Task prompt »
Copy every line of the data that includes the string "name".

Extracted data entries »

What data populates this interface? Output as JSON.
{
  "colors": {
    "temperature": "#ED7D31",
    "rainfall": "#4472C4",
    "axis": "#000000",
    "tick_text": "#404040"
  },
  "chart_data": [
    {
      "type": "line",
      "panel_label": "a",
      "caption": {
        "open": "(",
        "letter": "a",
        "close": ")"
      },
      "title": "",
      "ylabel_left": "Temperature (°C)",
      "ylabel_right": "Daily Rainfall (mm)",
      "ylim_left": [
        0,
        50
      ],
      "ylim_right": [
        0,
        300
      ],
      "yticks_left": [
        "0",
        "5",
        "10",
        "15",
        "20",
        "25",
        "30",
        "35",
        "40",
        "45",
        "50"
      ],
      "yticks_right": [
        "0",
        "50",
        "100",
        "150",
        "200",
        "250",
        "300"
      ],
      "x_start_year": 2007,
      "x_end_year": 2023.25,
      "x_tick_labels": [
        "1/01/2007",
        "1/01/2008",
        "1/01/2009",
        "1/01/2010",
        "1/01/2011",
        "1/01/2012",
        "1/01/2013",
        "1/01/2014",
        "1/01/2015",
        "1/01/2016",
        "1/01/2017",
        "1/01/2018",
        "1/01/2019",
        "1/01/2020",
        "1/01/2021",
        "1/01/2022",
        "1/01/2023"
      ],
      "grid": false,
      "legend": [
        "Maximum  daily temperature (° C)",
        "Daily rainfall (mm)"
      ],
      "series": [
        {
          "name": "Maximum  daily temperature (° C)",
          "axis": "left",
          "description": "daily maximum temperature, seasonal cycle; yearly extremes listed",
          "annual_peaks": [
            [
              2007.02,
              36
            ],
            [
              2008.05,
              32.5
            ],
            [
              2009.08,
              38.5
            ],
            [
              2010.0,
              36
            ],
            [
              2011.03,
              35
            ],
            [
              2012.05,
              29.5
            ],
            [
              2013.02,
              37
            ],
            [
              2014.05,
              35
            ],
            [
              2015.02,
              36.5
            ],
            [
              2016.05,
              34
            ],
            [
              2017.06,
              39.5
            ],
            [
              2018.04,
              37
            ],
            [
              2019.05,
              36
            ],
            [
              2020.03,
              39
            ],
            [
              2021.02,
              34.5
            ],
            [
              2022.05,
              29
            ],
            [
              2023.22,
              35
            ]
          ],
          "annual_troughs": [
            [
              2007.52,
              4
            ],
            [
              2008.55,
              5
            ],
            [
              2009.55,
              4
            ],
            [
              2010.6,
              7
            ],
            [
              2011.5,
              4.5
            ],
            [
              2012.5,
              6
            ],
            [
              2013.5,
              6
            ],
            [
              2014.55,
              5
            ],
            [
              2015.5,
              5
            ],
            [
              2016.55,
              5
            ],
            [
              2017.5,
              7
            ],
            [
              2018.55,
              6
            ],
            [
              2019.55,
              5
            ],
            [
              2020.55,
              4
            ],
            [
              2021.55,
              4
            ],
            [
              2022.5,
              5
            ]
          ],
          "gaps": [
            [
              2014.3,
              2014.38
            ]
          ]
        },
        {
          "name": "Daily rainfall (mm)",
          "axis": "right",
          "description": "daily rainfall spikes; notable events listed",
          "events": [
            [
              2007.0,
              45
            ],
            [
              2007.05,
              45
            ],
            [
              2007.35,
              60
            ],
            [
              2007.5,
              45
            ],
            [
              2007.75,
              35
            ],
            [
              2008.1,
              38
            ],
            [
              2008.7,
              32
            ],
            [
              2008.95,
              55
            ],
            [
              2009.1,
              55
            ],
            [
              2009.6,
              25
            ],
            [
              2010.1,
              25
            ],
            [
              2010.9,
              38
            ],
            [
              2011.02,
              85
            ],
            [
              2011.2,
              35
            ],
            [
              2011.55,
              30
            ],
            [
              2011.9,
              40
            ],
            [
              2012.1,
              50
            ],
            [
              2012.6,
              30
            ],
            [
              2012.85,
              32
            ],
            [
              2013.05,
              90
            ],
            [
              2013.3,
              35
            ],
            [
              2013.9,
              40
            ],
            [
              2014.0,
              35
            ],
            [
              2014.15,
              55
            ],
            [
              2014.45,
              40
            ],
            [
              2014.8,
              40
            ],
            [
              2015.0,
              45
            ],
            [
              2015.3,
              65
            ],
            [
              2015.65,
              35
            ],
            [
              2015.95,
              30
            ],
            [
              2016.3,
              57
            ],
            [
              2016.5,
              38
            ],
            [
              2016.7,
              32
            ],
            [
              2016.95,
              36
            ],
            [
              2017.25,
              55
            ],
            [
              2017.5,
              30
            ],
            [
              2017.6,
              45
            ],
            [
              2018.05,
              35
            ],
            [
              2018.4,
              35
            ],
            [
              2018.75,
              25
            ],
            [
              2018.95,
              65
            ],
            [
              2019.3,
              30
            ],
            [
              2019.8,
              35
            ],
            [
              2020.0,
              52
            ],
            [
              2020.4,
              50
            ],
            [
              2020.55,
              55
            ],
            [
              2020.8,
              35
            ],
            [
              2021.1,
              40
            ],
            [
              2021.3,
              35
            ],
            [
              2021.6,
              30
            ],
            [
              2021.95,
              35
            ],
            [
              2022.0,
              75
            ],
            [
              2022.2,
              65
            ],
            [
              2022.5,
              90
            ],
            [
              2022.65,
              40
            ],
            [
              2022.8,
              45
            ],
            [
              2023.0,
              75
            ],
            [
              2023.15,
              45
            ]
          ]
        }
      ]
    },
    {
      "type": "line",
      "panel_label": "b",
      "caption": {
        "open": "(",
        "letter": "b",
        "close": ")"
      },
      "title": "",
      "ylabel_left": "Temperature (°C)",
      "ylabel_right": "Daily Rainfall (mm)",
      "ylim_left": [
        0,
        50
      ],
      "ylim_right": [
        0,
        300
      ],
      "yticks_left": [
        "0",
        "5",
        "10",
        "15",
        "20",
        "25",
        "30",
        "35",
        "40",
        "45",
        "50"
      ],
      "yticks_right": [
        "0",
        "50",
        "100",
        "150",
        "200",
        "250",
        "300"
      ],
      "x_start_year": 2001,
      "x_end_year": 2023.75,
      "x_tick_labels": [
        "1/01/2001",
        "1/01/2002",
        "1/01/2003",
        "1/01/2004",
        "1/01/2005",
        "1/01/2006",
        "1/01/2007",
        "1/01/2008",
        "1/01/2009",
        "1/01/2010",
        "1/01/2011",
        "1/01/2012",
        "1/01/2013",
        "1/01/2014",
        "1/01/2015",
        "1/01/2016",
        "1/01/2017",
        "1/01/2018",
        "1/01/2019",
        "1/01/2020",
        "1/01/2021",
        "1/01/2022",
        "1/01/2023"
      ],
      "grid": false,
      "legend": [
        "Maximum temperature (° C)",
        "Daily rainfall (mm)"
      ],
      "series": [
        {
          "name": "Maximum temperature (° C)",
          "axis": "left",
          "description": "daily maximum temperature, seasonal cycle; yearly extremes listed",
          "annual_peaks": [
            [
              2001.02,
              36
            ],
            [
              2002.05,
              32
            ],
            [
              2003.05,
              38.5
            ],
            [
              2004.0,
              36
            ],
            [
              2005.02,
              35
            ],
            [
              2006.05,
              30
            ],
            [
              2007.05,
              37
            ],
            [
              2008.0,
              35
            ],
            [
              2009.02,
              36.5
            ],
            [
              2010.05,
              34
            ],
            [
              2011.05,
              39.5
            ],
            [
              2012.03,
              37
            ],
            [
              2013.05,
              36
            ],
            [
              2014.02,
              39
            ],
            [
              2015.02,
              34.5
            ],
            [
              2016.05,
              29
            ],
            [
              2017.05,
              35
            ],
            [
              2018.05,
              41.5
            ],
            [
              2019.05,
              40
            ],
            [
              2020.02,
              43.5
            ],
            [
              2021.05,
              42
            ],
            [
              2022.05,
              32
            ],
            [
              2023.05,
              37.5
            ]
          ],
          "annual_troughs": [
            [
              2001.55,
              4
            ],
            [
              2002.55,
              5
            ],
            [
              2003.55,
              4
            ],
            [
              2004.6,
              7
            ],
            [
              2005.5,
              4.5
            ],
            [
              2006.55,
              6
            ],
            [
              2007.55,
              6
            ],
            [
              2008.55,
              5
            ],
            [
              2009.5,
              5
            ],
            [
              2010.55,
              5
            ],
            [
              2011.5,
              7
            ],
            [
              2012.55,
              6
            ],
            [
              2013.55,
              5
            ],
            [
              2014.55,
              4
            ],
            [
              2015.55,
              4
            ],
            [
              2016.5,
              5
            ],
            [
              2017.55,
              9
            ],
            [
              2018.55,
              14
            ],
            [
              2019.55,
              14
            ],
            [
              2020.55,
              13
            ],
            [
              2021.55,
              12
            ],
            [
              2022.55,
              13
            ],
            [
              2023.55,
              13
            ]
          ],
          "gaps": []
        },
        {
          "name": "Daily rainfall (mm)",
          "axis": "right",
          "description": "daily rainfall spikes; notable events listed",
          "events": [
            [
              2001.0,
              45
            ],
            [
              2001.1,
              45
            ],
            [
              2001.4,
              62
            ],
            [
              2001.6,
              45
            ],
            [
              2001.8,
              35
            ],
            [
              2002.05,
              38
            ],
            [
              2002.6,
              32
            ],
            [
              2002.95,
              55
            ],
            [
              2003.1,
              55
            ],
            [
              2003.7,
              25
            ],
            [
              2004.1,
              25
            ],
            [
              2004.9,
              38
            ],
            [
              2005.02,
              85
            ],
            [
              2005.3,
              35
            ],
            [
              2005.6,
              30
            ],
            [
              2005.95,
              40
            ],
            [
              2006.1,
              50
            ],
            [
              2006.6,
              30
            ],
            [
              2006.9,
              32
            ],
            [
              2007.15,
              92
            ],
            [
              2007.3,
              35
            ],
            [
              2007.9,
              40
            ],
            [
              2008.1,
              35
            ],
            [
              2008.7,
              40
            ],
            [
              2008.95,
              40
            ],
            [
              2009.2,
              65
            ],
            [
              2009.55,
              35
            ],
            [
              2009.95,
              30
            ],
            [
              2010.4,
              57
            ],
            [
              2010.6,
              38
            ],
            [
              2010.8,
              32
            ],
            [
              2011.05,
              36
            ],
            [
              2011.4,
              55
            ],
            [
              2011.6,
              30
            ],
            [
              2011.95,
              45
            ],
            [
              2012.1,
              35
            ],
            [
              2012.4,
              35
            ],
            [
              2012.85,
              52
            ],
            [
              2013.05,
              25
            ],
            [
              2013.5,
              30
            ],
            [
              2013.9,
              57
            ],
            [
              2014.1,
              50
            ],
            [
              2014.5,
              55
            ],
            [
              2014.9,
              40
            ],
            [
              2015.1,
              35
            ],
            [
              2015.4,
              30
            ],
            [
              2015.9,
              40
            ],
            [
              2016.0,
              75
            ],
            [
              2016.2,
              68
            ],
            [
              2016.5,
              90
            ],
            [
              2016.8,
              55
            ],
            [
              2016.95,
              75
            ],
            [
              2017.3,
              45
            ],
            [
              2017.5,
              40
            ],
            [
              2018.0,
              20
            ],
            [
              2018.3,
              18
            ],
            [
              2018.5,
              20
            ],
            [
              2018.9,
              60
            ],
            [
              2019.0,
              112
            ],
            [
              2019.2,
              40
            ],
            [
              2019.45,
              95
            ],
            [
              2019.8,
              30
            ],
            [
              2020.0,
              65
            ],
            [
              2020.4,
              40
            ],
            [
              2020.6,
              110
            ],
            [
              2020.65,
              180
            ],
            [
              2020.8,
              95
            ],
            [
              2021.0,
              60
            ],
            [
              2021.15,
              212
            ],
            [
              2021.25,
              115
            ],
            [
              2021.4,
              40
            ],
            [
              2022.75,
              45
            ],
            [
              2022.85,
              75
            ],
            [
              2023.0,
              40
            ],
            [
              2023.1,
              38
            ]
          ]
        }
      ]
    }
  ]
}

Response to the exercise »
          "name": "Maximum  daily temperature (° C)",
          "name": "Daily rainfall (mm)",
          "name": "Maximum temperature (° C)",
          "name": "Daily rainfall (mm)",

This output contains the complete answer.